**PROBLEM DETAILS:** Go through the entries below and collect each line with the string "value" in it.

**INPUT ROWS:**

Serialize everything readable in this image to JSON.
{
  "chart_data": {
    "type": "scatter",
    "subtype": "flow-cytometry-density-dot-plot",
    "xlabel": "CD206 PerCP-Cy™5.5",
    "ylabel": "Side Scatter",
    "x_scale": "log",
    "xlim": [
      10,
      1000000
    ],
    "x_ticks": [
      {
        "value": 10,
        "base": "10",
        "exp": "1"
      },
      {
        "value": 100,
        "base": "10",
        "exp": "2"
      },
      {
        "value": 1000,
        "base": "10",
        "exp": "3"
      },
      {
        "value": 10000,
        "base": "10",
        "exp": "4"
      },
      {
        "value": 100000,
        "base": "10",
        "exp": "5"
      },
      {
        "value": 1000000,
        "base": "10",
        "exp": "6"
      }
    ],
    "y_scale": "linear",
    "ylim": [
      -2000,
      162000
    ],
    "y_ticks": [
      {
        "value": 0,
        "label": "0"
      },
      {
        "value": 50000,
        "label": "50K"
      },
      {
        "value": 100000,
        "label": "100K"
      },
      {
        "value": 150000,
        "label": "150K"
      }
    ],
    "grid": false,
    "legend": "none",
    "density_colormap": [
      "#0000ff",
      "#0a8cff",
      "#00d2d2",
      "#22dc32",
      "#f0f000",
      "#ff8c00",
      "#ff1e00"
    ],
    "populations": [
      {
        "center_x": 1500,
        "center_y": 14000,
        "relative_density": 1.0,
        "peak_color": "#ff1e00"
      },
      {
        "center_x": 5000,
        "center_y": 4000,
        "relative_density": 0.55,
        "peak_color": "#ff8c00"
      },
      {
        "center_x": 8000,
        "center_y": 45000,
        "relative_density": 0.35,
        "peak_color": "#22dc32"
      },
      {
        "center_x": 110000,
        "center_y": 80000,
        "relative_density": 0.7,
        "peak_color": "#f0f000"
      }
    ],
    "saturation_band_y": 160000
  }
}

**OUTPUT FOR THIS TASK:**
        "value": 10,
        "value": 100,
        "value": 1000,
        "value": 10000,
        "value": 100000,
        "value": 1000000,
        "value": 0,
        "value": 50000,
        "value": 100000,
        "value": 150000,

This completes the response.